[WORK TO DO]
Report how many lines contain "this", with no other words.

[THE RECORDS]
====================
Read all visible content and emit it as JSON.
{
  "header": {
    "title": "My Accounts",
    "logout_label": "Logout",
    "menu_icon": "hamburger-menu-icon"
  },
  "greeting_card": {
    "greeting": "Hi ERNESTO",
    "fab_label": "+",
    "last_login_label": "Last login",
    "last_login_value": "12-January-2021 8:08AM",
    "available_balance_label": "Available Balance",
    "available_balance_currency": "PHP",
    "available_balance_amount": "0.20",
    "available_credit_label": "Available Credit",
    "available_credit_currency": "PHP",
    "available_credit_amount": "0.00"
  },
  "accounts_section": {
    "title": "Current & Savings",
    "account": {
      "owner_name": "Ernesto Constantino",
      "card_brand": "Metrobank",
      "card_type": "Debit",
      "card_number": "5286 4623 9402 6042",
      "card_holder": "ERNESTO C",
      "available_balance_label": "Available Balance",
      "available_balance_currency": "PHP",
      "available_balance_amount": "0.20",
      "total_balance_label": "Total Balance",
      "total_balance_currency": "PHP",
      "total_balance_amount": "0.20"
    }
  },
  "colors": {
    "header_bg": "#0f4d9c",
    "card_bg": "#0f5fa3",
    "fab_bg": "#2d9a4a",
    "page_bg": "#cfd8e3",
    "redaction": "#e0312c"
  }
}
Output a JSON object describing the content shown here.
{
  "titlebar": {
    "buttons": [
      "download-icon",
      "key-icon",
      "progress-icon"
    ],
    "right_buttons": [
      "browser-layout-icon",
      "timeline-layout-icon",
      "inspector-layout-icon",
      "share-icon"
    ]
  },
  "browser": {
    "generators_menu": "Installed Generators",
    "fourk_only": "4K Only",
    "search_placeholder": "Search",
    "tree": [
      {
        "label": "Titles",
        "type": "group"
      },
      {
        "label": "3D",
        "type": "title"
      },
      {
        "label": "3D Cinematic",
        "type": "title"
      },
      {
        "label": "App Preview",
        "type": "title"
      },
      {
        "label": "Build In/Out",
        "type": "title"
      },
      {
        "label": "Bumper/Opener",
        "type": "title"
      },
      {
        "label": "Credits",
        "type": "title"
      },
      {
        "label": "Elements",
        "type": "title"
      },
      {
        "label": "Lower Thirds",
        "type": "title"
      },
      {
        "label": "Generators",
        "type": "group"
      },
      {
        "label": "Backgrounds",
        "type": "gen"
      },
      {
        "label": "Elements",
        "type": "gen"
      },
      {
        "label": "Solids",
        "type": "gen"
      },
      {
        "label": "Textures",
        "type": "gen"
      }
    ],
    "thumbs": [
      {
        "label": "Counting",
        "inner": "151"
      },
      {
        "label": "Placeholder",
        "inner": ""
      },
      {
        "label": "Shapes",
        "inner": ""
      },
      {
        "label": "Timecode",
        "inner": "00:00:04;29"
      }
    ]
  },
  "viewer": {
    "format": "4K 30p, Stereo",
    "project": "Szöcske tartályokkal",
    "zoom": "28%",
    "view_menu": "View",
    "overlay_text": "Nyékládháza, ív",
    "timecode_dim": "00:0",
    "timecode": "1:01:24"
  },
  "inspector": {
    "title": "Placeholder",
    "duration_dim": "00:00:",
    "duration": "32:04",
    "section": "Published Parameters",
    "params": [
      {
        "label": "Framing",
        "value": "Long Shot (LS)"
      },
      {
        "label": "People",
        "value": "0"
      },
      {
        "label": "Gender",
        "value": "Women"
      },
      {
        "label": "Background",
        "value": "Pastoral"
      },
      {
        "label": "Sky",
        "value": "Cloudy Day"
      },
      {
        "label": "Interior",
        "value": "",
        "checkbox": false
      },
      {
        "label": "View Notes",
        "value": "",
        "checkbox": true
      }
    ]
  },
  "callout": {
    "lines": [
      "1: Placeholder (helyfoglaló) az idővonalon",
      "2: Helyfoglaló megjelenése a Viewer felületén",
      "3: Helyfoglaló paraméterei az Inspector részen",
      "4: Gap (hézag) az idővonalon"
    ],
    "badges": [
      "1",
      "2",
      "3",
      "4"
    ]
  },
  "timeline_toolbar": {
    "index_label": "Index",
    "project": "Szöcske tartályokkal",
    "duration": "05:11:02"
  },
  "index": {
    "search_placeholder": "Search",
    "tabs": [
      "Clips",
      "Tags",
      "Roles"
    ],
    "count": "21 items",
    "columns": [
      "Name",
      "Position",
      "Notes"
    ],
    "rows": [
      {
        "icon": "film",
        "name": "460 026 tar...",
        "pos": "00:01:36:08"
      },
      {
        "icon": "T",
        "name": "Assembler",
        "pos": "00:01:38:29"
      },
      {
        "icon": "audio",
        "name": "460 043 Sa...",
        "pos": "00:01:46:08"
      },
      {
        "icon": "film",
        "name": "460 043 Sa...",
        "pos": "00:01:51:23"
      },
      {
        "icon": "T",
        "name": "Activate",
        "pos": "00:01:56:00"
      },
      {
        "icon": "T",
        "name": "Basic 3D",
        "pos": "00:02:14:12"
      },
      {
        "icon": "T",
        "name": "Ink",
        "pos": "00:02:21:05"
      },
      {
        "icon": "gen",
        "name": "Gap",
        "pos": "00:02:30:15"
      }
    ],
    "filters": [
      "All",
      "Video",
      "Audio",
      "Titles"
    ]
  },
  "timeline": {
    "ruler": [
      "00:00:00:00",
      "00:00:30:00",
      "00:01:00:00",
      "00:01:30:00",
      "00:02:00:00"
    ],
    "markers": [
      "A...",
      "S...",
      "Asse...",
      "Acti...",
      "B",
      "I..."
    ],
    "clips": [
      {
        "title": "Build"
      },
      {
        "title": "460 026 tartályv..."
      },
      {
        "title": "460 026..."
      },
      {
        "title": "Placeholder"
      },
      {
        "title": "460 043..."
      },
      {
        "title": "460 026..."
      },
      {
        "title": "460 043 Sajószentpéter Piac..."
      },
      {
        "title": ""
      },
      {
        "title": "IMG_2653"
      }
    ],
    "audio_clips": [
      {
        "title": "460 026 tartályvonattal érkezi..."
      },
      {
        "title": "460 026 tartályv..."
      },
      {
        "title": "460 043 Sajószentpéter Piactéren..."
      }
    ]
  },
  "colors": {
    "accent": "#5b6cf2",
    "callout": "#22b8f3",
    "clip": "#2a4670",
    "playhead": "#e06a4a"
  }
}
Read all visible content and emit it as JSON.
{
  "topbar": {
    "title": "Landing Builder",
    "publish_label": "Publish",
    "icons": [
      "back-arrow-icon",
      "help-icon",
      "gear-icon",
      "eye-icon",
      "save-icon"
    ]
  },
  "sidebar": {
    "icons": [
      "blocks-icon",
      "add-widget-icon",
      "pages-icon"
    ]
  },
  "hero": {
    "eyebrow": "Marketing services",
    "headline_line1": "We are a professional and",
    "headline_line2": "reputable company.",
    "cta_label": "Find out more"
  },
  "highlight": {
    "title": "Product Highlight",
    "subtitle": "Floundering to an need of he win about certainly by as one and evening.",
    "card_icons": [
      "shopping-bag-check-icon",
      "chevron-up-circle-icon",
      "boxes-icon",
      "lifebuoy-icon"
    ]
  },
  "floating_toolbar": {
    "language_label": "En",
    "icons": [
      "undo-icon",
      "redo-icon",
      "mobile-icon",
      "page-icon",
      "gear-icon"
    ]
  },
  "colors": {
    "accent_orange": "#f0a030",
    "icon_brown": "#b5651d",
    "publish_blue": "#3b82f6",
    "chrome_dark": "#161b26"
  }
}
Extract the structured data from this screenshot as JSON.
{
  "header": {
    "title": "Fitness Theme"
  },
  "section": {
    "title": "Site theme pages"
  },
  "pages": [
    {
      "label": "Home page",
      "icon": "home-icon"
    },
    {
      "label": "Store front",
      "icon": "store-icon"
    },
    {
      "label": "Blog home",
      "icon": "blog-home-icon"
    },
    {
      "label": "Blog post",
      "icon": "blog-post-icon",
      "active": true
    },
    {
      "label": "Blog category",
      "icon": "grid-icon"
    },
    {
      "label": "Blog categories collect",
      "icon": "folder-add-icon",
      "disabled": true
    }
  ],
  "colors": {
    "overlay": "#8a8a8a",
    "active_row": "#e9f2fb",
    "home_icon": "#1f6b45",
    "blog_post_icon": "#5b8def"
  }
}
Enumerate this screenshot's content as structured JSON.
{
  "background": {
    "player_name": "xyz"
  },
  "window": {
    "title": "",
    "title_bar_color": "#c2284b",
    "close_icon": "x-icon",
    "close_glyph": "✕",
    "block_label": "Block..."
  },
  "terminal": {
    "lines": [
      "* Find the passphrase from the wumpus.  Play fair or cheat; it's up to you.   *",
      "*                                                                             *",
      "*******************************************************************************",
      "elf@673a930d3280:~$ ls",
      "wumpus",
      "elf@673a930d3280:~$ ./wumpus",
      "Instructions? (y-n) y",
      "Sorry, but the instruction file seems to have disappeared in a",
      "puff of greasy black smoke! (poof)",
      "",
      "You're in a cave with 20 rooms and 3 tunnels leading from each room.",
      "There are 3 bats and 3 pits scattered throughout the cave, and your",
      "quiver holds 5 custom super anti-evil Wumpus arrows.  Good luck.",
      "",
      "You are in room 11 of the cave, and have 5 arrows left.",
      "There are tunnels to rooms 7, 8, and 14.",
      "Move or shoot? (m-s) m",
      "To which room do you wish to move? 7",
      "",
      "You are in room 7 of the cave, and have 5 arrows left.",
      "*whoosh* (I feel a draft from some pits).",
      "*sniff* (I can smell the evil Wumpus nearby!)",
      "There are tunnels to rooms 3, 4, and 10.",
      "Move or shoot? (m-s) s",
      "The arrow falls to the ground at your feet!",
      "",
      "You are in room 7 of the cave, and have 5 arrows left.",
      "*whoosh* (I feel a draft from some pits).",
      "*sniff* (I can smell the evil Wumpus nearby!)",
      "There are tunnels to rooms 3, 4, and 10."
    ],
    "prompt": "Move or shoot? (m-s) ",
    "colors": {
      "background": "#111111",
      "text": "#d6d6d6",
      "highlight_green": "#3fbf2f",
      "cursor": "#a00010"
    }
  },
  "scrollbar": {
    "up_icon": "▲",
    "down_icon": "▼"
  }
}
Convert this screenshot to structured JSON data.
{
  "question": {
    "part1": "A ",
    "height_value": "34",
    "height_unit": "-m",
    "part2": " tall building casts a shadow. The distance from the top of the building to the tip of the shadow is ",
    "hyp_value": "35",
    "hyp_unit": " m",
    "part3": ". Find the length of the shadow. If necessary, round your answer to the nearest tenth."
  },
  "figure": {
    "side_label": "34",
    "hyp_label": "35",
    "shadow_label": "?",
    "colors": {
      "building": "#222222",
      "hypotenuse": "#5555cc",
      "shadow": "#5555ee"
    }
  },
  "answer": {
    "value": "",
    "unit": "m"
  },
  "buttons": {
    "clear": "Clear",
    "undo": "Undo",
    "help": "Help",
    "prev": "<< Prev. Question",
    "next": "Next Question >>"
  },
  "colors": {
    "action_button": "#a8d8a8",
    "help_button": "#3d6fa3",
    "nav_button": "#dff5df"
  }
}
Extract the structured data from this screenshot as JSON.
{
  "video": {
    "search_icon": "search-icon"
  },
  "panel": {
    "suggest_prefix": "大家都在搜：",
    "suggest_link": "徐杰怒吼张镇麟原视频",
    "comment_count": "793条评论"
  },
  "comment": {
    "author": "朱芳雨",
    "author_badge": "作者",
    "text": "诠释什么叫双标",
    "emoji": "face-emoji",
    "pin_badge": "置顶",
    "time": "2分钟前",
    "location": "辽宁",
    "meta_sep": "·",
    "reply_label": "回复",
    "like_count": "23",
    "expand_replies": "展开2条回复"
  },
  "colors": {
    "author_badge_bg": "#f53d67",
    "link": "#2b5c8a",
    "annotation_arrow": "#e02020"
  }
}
====================
[SOLUTION TO THE PROBLEM]
4